Exercise goal » Give back the full material, exactly as it reads.

═══ Exercise data ═══

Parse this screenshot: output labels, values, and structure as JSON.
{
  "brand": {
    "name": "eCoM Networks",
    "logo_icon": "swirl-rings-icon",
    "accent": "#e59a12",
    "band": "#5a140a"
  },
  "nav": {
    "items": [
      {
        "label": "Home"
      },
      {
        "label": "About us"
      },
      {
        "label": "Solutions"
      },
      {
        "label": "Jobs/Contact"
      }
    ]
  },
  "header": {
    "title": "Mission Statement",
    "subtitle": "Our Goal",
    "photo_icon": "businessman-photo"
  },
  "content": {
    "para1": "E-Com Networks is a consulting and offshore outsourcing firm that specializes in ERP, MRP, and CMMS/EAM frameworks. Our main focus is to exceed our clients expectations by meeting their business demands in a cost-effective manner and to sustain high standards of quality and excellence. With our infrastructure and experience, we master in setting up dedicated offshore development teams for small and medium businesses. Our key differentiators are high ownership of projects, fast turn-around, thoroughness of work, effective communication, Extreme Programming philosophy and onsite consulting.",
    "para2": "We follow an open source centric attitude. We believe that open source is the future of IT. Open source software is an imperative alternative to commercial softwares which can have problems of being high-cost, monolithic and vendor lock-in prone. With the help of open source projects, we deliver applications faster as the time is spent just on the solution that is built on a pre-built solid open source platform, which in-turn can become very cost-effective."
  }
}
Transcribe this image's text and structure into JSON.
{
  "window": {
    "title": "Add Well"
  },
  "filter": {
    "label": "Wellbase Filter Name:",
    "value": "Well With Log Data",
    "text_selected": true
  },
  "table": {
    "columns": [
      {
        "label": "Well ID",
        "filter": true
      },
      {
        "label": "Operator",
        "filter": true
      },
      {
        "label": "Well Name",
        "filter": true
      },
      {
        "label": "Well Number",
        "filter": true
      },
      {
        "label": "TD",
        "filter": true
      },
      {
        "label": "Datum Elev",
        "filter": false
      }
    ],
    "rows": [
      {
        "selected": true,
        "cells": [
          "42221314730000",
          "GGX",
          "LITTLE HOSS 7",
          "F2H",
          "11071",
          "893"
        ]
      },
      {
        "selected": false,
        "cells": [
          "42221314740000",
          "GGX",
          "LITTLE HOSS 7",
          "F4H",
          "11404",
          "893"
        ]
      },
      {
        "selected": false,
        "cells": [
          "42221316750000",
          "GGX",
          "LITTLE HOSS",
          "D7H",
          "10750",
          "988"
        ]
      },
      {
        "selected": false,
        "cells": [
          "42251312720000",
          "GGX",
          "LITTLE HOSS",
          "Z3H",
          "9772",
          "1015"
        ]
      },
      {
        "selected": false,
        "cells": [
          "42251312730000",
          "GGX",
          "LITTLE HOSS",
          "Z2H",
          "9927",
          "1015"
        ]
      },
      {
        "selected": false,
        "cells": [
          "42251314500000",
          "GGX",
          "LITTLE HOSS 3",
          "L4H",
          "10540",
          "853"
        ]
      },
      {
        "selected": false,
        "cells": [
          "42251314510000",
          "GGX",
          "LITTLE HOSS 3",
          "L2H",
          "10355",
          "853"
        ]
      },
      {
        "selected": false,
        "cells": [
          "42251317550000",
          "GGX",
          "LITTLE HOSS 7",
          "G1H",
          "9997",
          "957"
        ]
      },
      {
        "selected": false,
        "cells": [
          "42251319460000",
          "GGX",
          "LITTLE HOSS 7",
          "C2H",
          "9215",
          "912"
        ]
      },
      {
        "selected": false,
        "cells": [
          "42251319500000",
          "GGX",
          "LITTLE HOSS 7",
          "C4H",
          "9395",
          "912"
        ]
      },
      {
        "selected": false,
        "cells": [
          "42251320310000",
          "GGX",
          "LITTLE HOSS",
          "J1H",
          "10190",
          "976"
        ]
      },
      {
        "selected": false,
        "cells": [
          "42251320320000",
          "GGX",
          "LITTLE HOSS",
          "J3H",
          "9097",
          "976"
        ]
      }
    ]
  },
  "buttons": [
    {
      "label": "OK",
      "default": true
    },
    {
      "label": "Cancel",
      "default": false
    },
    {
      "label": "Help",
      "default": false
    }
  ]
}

═══

Task response »
Parse this screenshot: output labels, values, and structure as JSON.
{
  "brand": {
    "name": "eCoM Networks",
    "logo_icon": "swirl-rings-icon",
    "accent": "#e59a12",
    "band": "#5a140a"
  },
  "nav": {
    "items": [
      {
        "label": "Home"
      },
      {
        "label": "About us"
      },
      {
        "label": "Solutions"
      },
      {
        "label": "Jobs/Contact"
      }
    ]
  },
  "header": {
    "title": "Mission Statement",
    "subtitle": "Our Goal",
    "photo_icon": "businessman-photo"
  },
  "content": {
    "para1": "E-Com Networks is a consulting and offshore outsourcing firm that specializes in ERP, MRP, and CMMS/EAM frameworks. Our main focus is to exceed our clients expectations by meeting their business demands in a cost-effective manner and to sustain high standards of quality and excellence. With our infrastructure and experience, we master in setting up dedicated offshore development teams for small and medium businesses. Our key differentiators are high ownership of projects, fast turn-around, thoroughness of work, effective communication, Extreme Programming philosophy and onsite consulting.",
    "para2": "We follow an open source centric attitude. We believe that open source is the future of IT. Open source software is an imperative alternative to commercial softwares which can have problems of being high-cost, monolithic and vendor lock-in prone. With the help of open source projects, we deliver applications faster as the time is spent just on the solution that is built on a pre-built solid open source platform, which in-turn can become very cost-effective."
  }
}
Transcribe this image's text and structure into JSON.
{
  "window": {
    "title": "Add Well"
  },
  "filter": {
    "label": "Wellbase Filter Name:",
    "value": "Well With Log Data",
    "text_selected": true
  },
  "table": {
    "columns": [
      {
        "label": "Well ID",
        "filter": true
      },
      {
        "label": "Operator",
        "filter": true
      },
      {
        "label": "Well Name",
        "filter": true
      },
      {
        "label": "Well Number",
        "filter": true
      },
      {
        "label": "TD",
        "filter": true
      },
      {
        "label": "Datum Elev",
        "filter": false
      }
    ],
    "rows": [
      {
        "selected": true,
        "cells": [
          "42221314730000",
          "GGX",
          "LITTLE HOSS 7",
          "F2H",
          "11071",
          "893"
        ]
      },
      {
        "selected": false,
        "cells": [
          "42221314740000",
          "GGX",
          "LITTLE HOSS 7",
          "F4H",
          "11404",
          "893"
        ]
      },
      {
        "selected": false,
        "cells": [
          "42221316750000",
          "GGX",
          "LITTLE HOSS",
          "D7H",
          "10750",
          "988"
        ]
      },
      {
        "selected": false,
        "cells": [
          "42251312720000",
          "GGX",
          "LITTLE HOSS",
          "Z3H",
          "9772",
          "1015"
        ]
      },
      {
        "selected": false,
        "cells": [
          "42251312730000",
          "GGX",
          "LITTLE HOSS",
          "Z2H",
          "9927",
          "1015"
        ]
      },
      {
        "selected": false,
        "cells": [
          "42251314500000",
          "GGX",
          "LITTLE HOSS 3",
          "L4H",
          "10540",
          "853"
        ]
      },
      {
        "selected": false,
        "cells": [
          "42251314510000",
          "GGX",
          "LITTLE HOSS 3",
          "L2H",
          "10355",
          "853"
        ]
      },
      {
        "selected": false,
        "cells": [
          "42251317550000",
          "GGX",
          "LITTLE HOSS 7",
          "G1H",
          "9997",
          "957"
        ]
      },
      {
        "selected": false,
        "cells": [
          "42251319460000",
          "GGX",
          "LITTLE HOSS 7",
          "C2H",
          "9215",
          "912"
        ]
      },
      {
        "selected": false,
        "cells": [
          "42251319500000",
          "GGX",
          "LITTLE HOSS 7",
          "C4H",
          "9395",
          "912"
        ]
      },
      {
        "selected": false,
        "cells": [
          "42251320310000",
          "GGX",
          "LITTLE HOSS",
          "J1H",
          "10190",
          "976"
        ]
      },
      {
        "selected": false,
        "cells": [
          "42251320320000",
          "GGX",
          "LITTLE HOSS",
          "J3H",
          "9097",
          "976"
        ]
      }
    ]
  },
  "buttons": [
    {
      "label": "OK",
      "default": true
    },
    {
      "label": "Cancel",
      "default": false
    },
    {
      "label": "Help",
      "default": false
    }
  ]
}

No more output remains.